#### Problem to solve:
Copy the rows below word for word, starting at the line containing "- y-tick-label: 0.8: [499, 928, 520, 943]" and ending at the line containing "- axes-frame: [76, 36, 801, 256]", with both of those lines included.

[Image region annotations]
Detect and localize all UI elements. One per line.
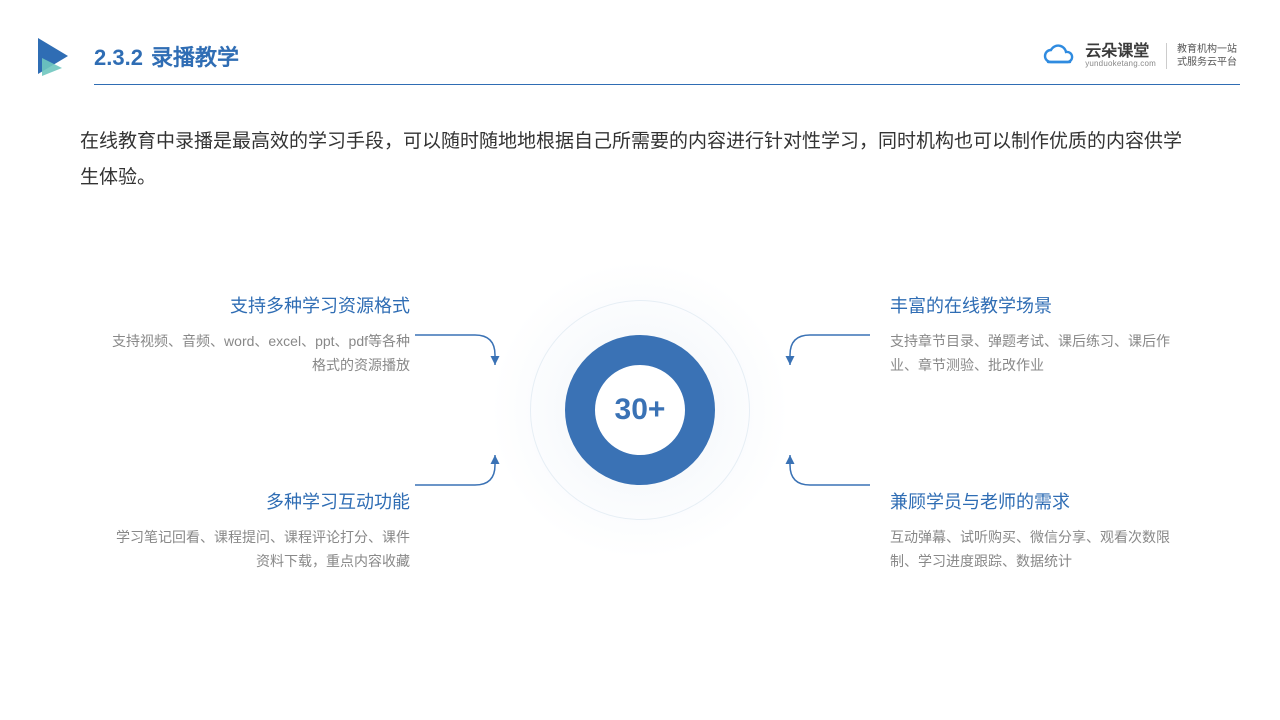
feature-desc: 支持章节目录、弹题考试、课后练习、课后作业、章节测验、批改作业 — [890, 330, 1190, 378]
header-left: 2.3.2 录播教学 — [36, 36, 239, 76]
feature-bottom-left: 多种学习互动功能 学习笔记回看、课程提问、课程评论打分、课件资料下载，重点内容收… — [110, 488, 410, 574]
center-ring: 30+ — [565, 335, 715, 485]
feature-desc: 互动弹幕、试听购买、微信分享、观看次数限制、学习进度跟踪、数据统计 — [890, 526, 1190, 574]
feature-title: 支持多种学习资源格式 — [110, 292, 410, 318]
brand-logo: 云朵课堂 yunduoketang.com 教育机构一站式服务云平台 — [1041, 43, 1240, 69]
feature-title: 丰富的在线教学场景 — [890, 292, 1190, 318]
header-underline — [94, 84, 1240, 85]
logo-tagline: 教育机构一站式服务云平台 — [1166, 43, 1240, 69]
logo-text: 云朵课堂 yunduoketang.com — [1085, 43, 1156, 69]
cloud-icon — [1041, 44, 1075, 68]
feature-bottom-right: 兼顾学员与老师的需求 互动弹幕、试听购买、微信分享、观看次数限制、学习进度跟踪、… — [890, 488, 1190, 574]
logo-main: 云朵课堂 — [1085, 43, 1156, 61]
play-icon — [36, 36, 76, 76]
feature-title: 兼顾学员与老师的需求 — [890, 488, 1190, 514]
title-text: 录播教学 — [151, 40, 239, 72]
feature-top-right: 丰富的在线教学场景 支持章节目录、弹题考试、课后练习、课后作业、章节测验、批改作… — [890, 292, 1190, 378]
slide-title: 2.3.2 录播教学 — [94, 40, 239, 72]
intro-paragraph: 在线教育中录播是最高效的学习手段，可以随时随地地根据自己所需要的内容进行针对性学… — [80, 124, 1200, 196]
feature-diagram: 30+ 支持多种学习资源格式 支持视频、音频、word、excel、ppt、pd… — [0, 250, 1280, 720]
center-value: 30+ — [615, 393, 666, 427]
slide-header: 2.3.2 录播教学 云朵课堂 yunduoketang.com 教育机构一站式… — [36, 36, 1240, 76]
feature-desc: 学习笔记回看、课程提问、课程评论打分、课件资料下载，重点内容收藏 — [110, 526, 410, 574]
feature-desc: 支持视频、音频、word、excel、ppt、pdf等各种格式的资源播放 — [110, 330, 410, 378]
logo-sub: yunduoketang.com — [1085, 60, 1156, 69]
feature-title: 多种学习互动功能 — [110, 488, 410, 514]
feature-top-left: 支持多种学习资源格式 支持视频、音频、word、excel、ppt、pdf等各种… — [110, 292, 410, 378]
section-number: 2.3.2 — [94, 45, 143, 71]
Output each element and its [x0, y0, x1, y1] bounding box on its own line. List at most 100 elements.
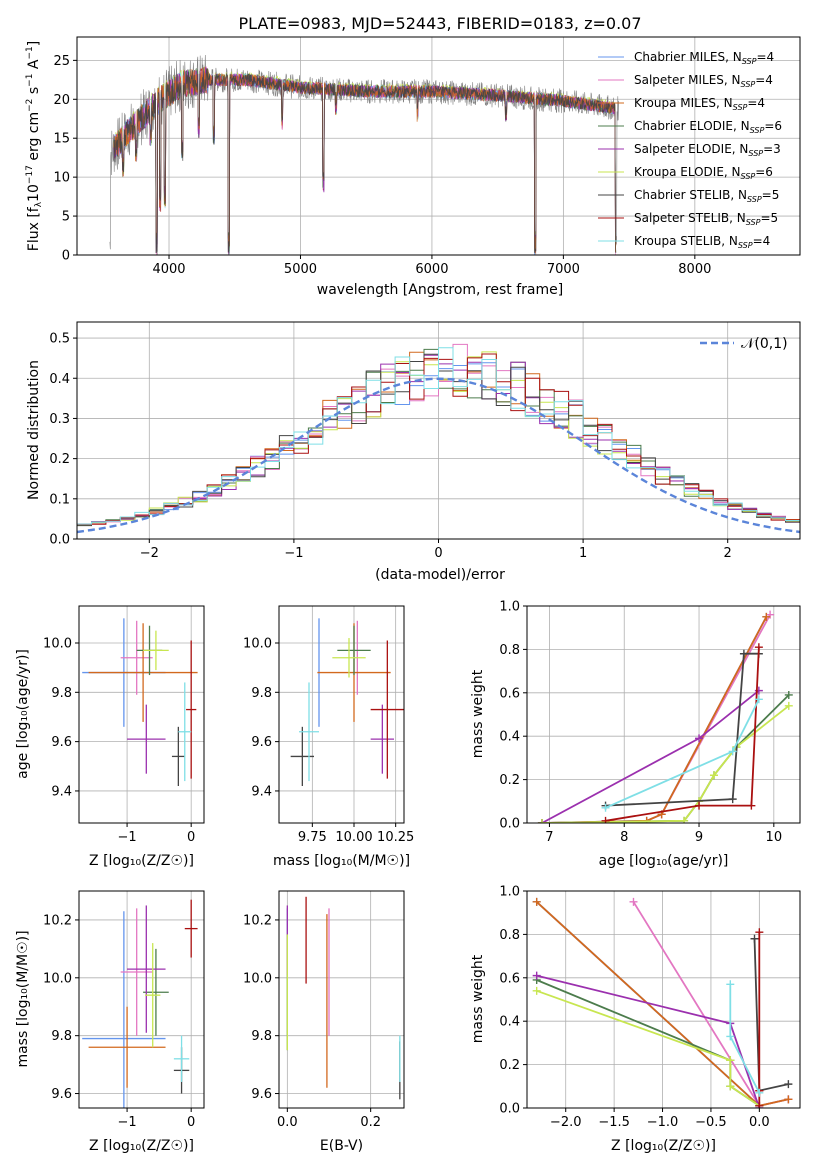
- y-tick-label: 0.8: [499, 928, 520, 943]
- mass-weight-marker: [695, 734, 704, 743]
- x-tick-label: 9: [695, 830, 703, 845]
- x-tick-label: 6000: [415, 262, 448, 277]
- age-vs-metallicity-panel: −1 0 9.4 9.6 9.8 10.0 Z [log₁₀(Z/Z☉)] age [log₁…: [15, 605, 205, 869]
- mass-weight-marker: [601, 816, 610, 823]
- mass-weight-marker: [709, 771, 718, 780]
- mass-weight-marker: [601, 803, 610, 812]
- y-tick-label: 10.0: [243, 971, 272, 986]
- x-tick-label: 8: [620, 830, 628, 845]
- axes-frame: [76, 36, 801, 256]
- mass-vs-extinction-panel: 0.0 0.2 9.6 9.8 10.0 10.2 E(B-V): [243, 890, 405, 1154]
- x-tick-label: 2: [724, 546, 732, 561]
- mass-weight-marker: [532, 897, 541, 906]
- mass-weight-marker: [755, 1088, 764, 1097]
- mass-vs-metallicity-panel: −1 0 9.6 9.8 10.0 10.2 Z [log₁₀(Z/Z☉)] mass [lo…: [15, 890, 205, 1154]
- plot-content: [109, 54, 619, 255]
- legend-label-sub: SSP: [747, 195, 762, 204]
- plot-content: [537, 610, 793, 823]
- y-tick-label: 0.4: [499, 1015, 520, 1030]
- y-axis-label: mass weight: [470, 669, 486, 758]
- legend-label: Kroupa STELIB, NSSP=4: [634, 234, 770, 250]
- x-axis-label: mass [log₁₀(M/M☉)]: [273, 853, 410, 869]
- legend-label-main: Salpeter ELODIE, N: [634, 142, 748, 156]
- residuals-panel: −2 −1 0 1 2 0.0 0.1 0.2 0.3 0.4 0.5 𝒩(0,1) (data-mod…: [26, 321, 801, 583]
- y-tick-label: 9.6: [51, 1087, 72, 1102]
- legend-label-main: Chabrier STELIB, N: [634, 188, 747, 202]
- y-tick-label: 0.2: [499, 1058, 520, 1073]
- x-tick-label: 7: [545, 830, 553, 845]
- x-tick-label: −1: [117, 1115, 136, 1130]
- x-axis-label: age [log₁₀(age/yr)]: [599, 853, 729, 869]
- legend-label-tail: =6: [755, 165, 773, 179]
- mass-weight-marker: [747, 801, 756, 810]
- y-tick-label: 10.2: [243, 913, 272, 928]
- y-tick-label: 0.2: [499, 773, 520, 788]
- y-tick-label: 0: [62, 249, 70, 264]
- legend-label-tail: =4: [755, 73, 773, 87]
- mass-weight-vs-age-panel: 7 8 9 10 0.0 0.2 0.4 0.6 0.8 1.0 age [log₁₀(age/yr…: [470, 600, 801, 869]
- legend-label: Salpeter ELODIE, NSSP=3: [634, 142, 781, 158]
- mass-weight-line: [605, 647, 760, 822]
- legend-label-sub: SSP: [738, 241, 753, 250]
- legend-label: Salpeter STELIB, NSSP=5: [634, 211, 778, 227]
- y-tick-label: 10.0: [243, 636, 272, 651]
- legend-label-main: Chabrier MILES, N: [634, 50, 742, 64]
- y-tick-label: 0.3: [49, 412, 70, 427]
- y-tick-label: 0.4: [499, 730, 520, 745]
- mass-weight-marker: [695, 801, 704, 810]
- x-tick-label: 0: [434, 546, 442, 561]
- mass-weight-vs-metallicity-panel: −2.0 −1.5 −1.0 −0.5 0.0 0.0 0.2 0.4 0.6 0.8 1.0 Z […: [470, 885, 801, 1154]
- y-tick-label: 0.0: [499, 1102, 520, 1117]
- x-tick-label: 8000: [678, 262, 711, 277]
- x-tick-label: −1: [117, 830, 136, 845]
- axes-frame: [78, 890, 205, 1109]
- y-tick-label: 9.6: [251, 1087, 272, 1102]
- x-tick-label: 0: [187, 1115, 195, 1130]
- legend-label: Chabrier STELIB, NSSP=5: [634, 188, 779, 204]
- x-tick-label: 10.00: [335, 830, 372, 845]
- mass-weight-marker: [726, 1032, 735, 1041]
- model-spectrum-line: [113, 67, 617, 255]
- x-tick-label: −1: [284, 546, 303, 561]
- y-tick-label: 0.1: [49, 492, 70, 507]
- y-tick-label: 9.8: [51, 1029, 72, 1044]
- legend-label: Kroupa MILES, NSSP=4: [634, 96, 765, 112]
- x-tick-label: −2: [140, 546, 159, 561]
- y-tick-label: 0.6: [499, 686, 520, 701]
- y-tick-label: 9.8: [51, 686, 72, 701]
- y-tick-label: 5: [62, 210, 70, 225]
- mass-weight-marker: [762, 612, 771, 621]
- mass-weight-marker: [750, 934, 759, 943]
- x-tick-label: 1: [579, 546, 587, 561]
- x-tick-label: 0.2: [360, 1115, 381, 1130]
- legend-label-sub: SSP: [741, 172, 756, 181]
- plot-area: [527, 891, 800, 1108]
- axes-frame: [278, 605, 405, 824]
- legend-label-main: Kroupa MILES, N: [634, 96, 733, 110]
- legend-label-sub: SSP: [748, 149, 763, 158]
- y-axis-label: mass [log₁₀(M/M☉)]: [15, 930, 31, 1067]
- x-tick-label: 5000: [284, 262, 317, 277]
- mass-weight-marker: [784, 1095, 793, 1104]
- mass-weight-marker: [755, 1101, 764, 1108]
- legend-label-sub: SSP: [733, 103, 748, 112]
- y-axis-label: mass weight: [470, 954, 486, 1043]
- y-tick-label: 10.0: [43, 636, 72, 651]
- y-axis-label: Normed distribution: [26, 360, 42, 500]
- y-tick-label: 10: [53, 171, 70, 186]
- mass-weight-marker: [784, 690, 793, 699]
- plot-content: [77, 343, 800, 534]
- x-tick-label: −1.5: [598, 1115, 630, 1130]
- legend-label: Chabrier ELODIE, NSSP=6: [634, 119, 782, 135]
- y-tick-label: 9.8: [251, 686, 272, 701]
- y-axis-label: Flux [fλ10−17 erg cm−2 s−1 A−1]: [25, 41, 44, 251]
- x-axis-label: (data-model)/error: [375, 567, 505, 583]
- axes-frame: [526, 890, 801, 1109]
- mass-weight-marker: [754, 695, 763, 704]
- axes-frame: [526, 605, 801, 824]
- y-tick-label: 20: [53, 93, 70, 108]
- mass-weight-line: [536, 989, 760, 1107]
- mass-weight-marker: [726, 1082, 735, 1091]
- mass-weight-marker: [680, 816, 689, 823]
- mass-weight-marker: [755, 928, 764, 937]
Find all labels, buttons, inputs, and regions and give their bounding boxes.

#### Written solution:
- y-tick-label: 0.8: [499, 928, 520, 943]
- mass-weight-marker: [695, 734, 704, 743]
- x-tick-label: 9: [695, 830, 703, 845]
- x-tick-label: 6000: [415, 262, 448, 277]
- age-vs-metallicity-panel: −1 0 9.4 9.6 9.8 10.0 Z [log₁₀(Z/Z☉)] age [log₁…: [15, 605, 205, 869]
- mass-weight-marker: [601, 816, 610, 823]
- mass-weight-marker: [709, 771, 718, 780]
- mass-weight-marker: [601, 803, 610, 812]
- y-tick-label: 10.0: [243, 971, 272, 986]
- x-tick-label: 8: [620, 830, 628, 845]
- axes-frame: [76, 36, 801, 256]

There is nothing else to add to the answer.